● **What you will do**:
Copy every line in which the string "this" occurs.

● **Extracted data entries**:
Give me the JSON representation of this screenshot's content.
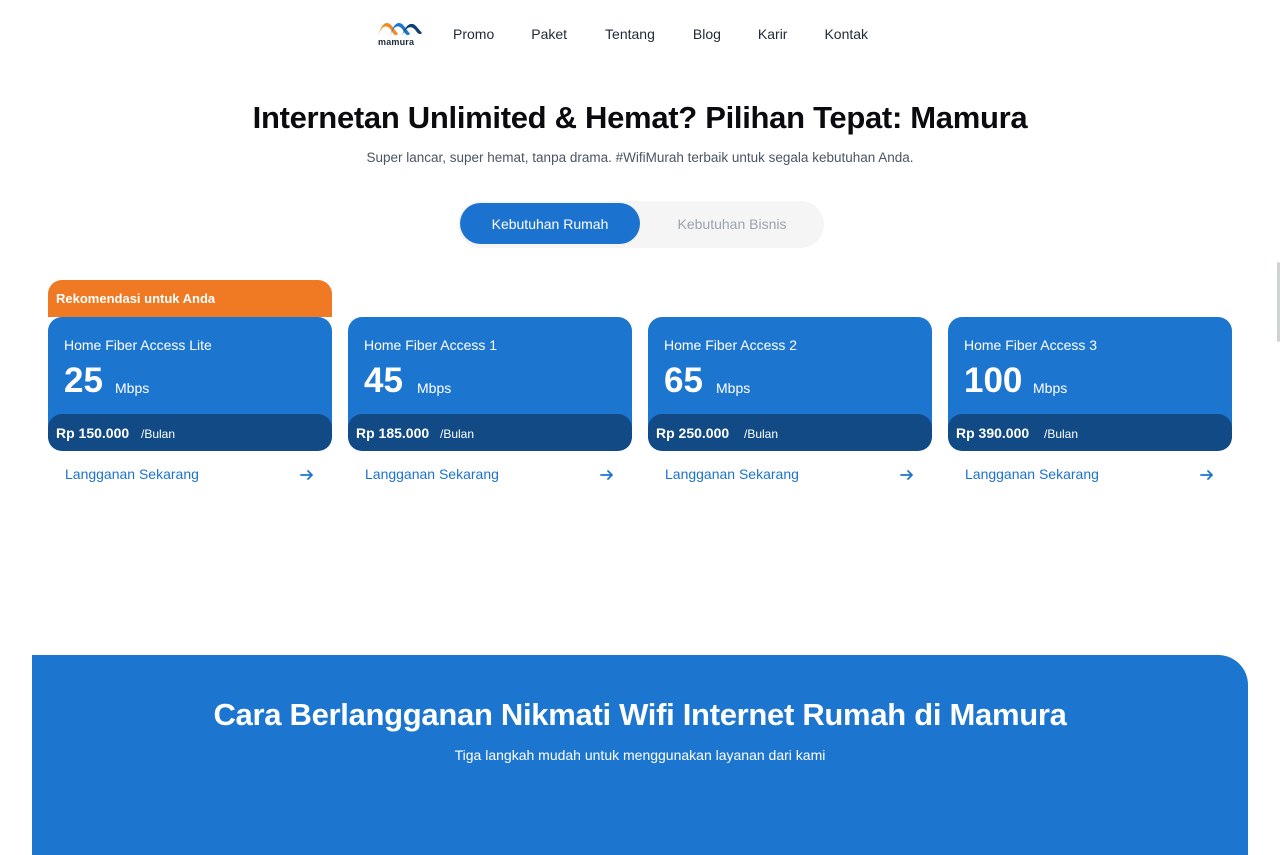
{
  "header": {
    "logo_text": "mamura",
    "nav": [
      "Promo",
      "Paket",
      "Tentang",
      "Blog",
      "Karir",
      "Kontak"
    ]
  },
  "hero": {
    "title": "Internetan Unlimited & Hemat? Pilihan Tepat: Mamura",
    "subtitle": "Super lancar, super hemat, tanpa drama. #WifiMurah terbaik untuk segala kebutuhan Anda."
  },
  "toggle": {
    "home_label": "Kebutuhan Rumah",
    "business_label": "Kebutuhan Bisnis",
    "active": "home"
  },
  "plans": [
    {
      "badge": "Rekomendasi untuk Anda",
      "name": "Home Fiber Access Lite",
      "speed": "25",
      "unit": "Mbps",
      "price": "Rp 150.000",
      "per": "/Bulan",
      "cta": "Langganan Sekarang"
    },
    {
      "badge": "",
      "name": "Home Fiber Access 1",
      "speed": "45",
      "unit": "Mbps",
      "price": "Rp 185.000",
      "per": "/Bulan",
      "cta": "Langganan Sekarang"
    },
    {
      "badge": "",
      "name": "Home Fiber Access 2",
      "speed": "65",
      "unit": "Mbps",
      "price": "Rp 250.000",
      "per": "/Bulan",
      "cta": "Langganan Sekarang"
    },
    {
      "badge": "",
      "name": "Home Fiber Access 3",
      "speed": "100",
      "unit": "Mbps",
      "price": "Rp 390.000",
      "per": "/Bulan",
      "cta": "Langganan Sekarang"
    }
  ],
  "steps": {
    "title": "Cara Berlangganan Nikmati Wifi Internet Rumah di Mamura",
    "subtitle": "Tiga langkah mudah untuk menggunakan layanan dari kami"
  },
  "colors": {
    "primary": "#1c76d0",
    "primary_dark": "#114a84",
    "accent": "#ef7a23"
  },
  "icons": {
    "logo": "mamura-logo-icon",
    "cta": "arrow-right-icon"
  }
}
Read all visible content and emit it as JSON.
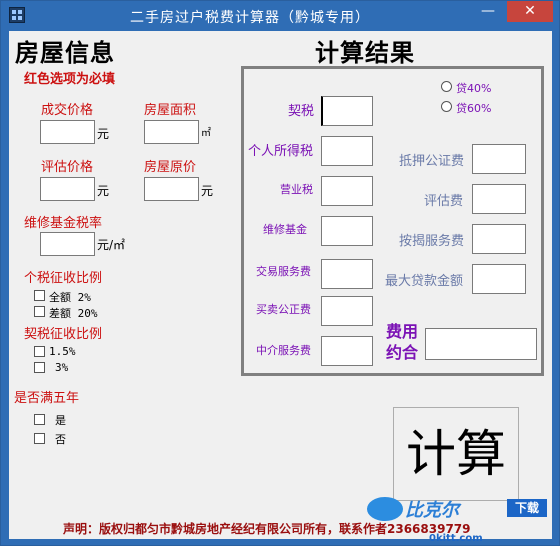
{
  "window": {
    "title": "二手房过户税费计算器（黔城专用）",
    "close_label": "✕",
    "min_label": "—"
  },
  "left": {
    "heading": "房屋信息",
    "required_note": "红色选项为必填",
    "deal_price_label": "成交价格",
    "area_label": "房屋面积",
    "unit_yuan": "元",
    "unit_sqm": "㎡",
    "assess_price_label": "评估价格",
    "orig_price_label": "房屋原价",
    "fund_rate_label": "维修基金税率",
    "unit_yuan_per_sqm": "元/㎡",
    "income_tax_label": "个税征收比例",
    "income_tax_options": [
      "全额  2%",
      "差额 20%"
    ],
    "deed_tax_label": "契税征收比例",
    "deed_tax_options": [
      "1.5%",
      "3%"
    ],
    "five_years_label": "是否满五年",
    "five_years_options": [
      "是",
      "否"
    ]
  },
  "right": {
    "heading": "计算结果",
    "loan_options": [
      "贷40%",
      "贷60%"
    ],
    "deed_tax": "契税",
    "income_tax": "个人所得税",
    "business_tax": "营业税",
    "maintenance_fund": "维修基金",
    "transaction_fee": "交易服务费",
    "notary_fee": "买卖公正费",
    "agency_fee": "中介服务费",
    "mortgage_notary_fee": "抵押公证费",
    "assess_fee": "评估费",
    "mortgage_service_fee": "按揭服务费",
    "max_loan": "最大贷款金额",
    "total_fee_label": "费用约合",
    "calc_button": "计算"
  },
  "footer": {
    "text": "声明：版权归都匀市黔城房地产经纪有限公司所有，联系作者2366839779",
    "watermark": "比克尔",
    "download": "下载",
    "site": "0kitt.com"
  },
  "colors": {
    "required_red": "#cc1111",
    "result_purple": "#7b12b5",
    "optional_gray": "#6a7aa8",
    "title_blue": "#2f6db5",
    "close_red": "#c7453d"
  }
}
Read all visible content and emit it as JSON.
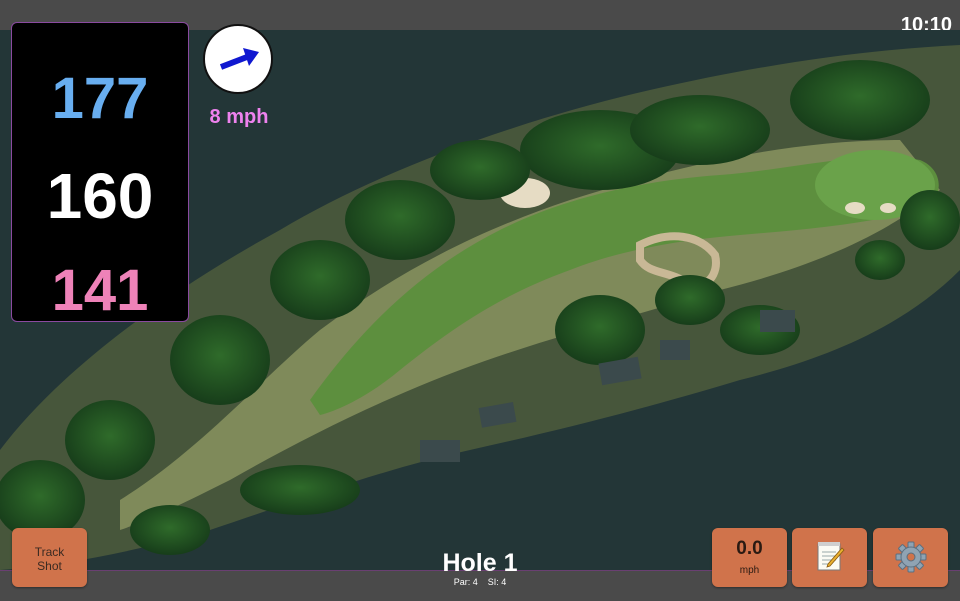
{
  "status": {
    "time": "10:10"
  },
  "yardage": {
    "back": "177",
    "center": "160",
    "front": "141"
  },
  "wind": {
    "speed": "8 mph",
    "icon": "wind-direction-arrow-icon"
  },
  "hole": {
    "title": "Hole 1",
    "par": "Par: 4",
    "si": "SI: 4"
  },
  "buttons": {
    "track_shot": "Track\nShot",
    "speed_value": "0.0",
    "speed_unit": "mph",
    "notes_icon": "notepad-icon",
    "settings_icon": "gear-icon"
  },
  "colors": {
    "back_yardage": "#68aef0",
    "center_yardage": "#ffffff",
    "front_yardage": "#ee82b8",
    "wind_text": "#ee82ee",
    "button": "#d0734b",
    "accent_line": "#8a4aa0"
  }
}
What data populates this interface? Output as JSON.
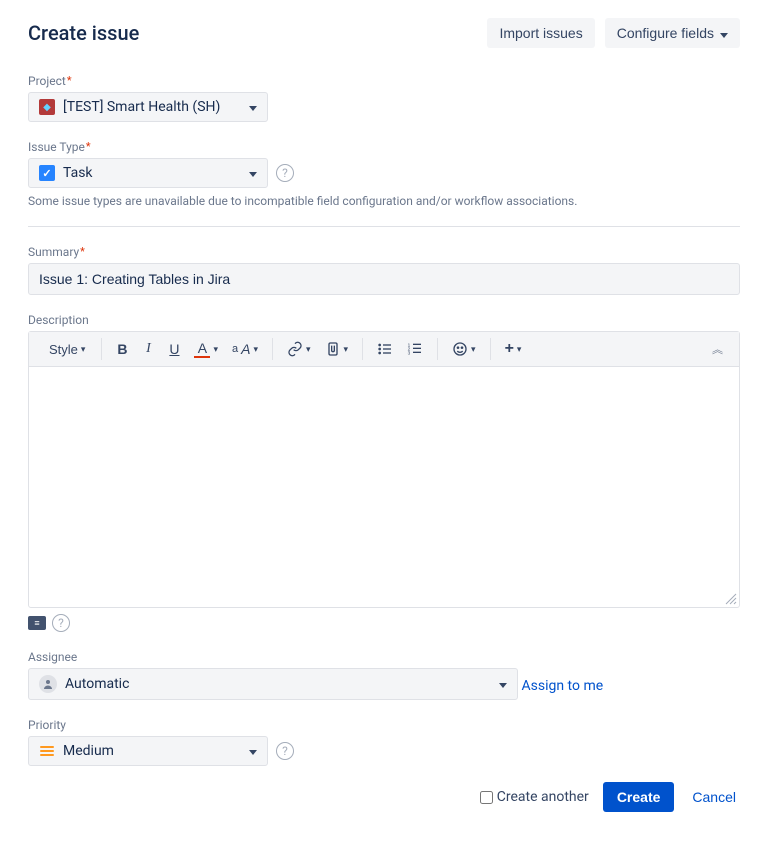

● **Response below**:
Give me the JSON representation of this screenshot's content.
What data populates this interface? Output as JSON.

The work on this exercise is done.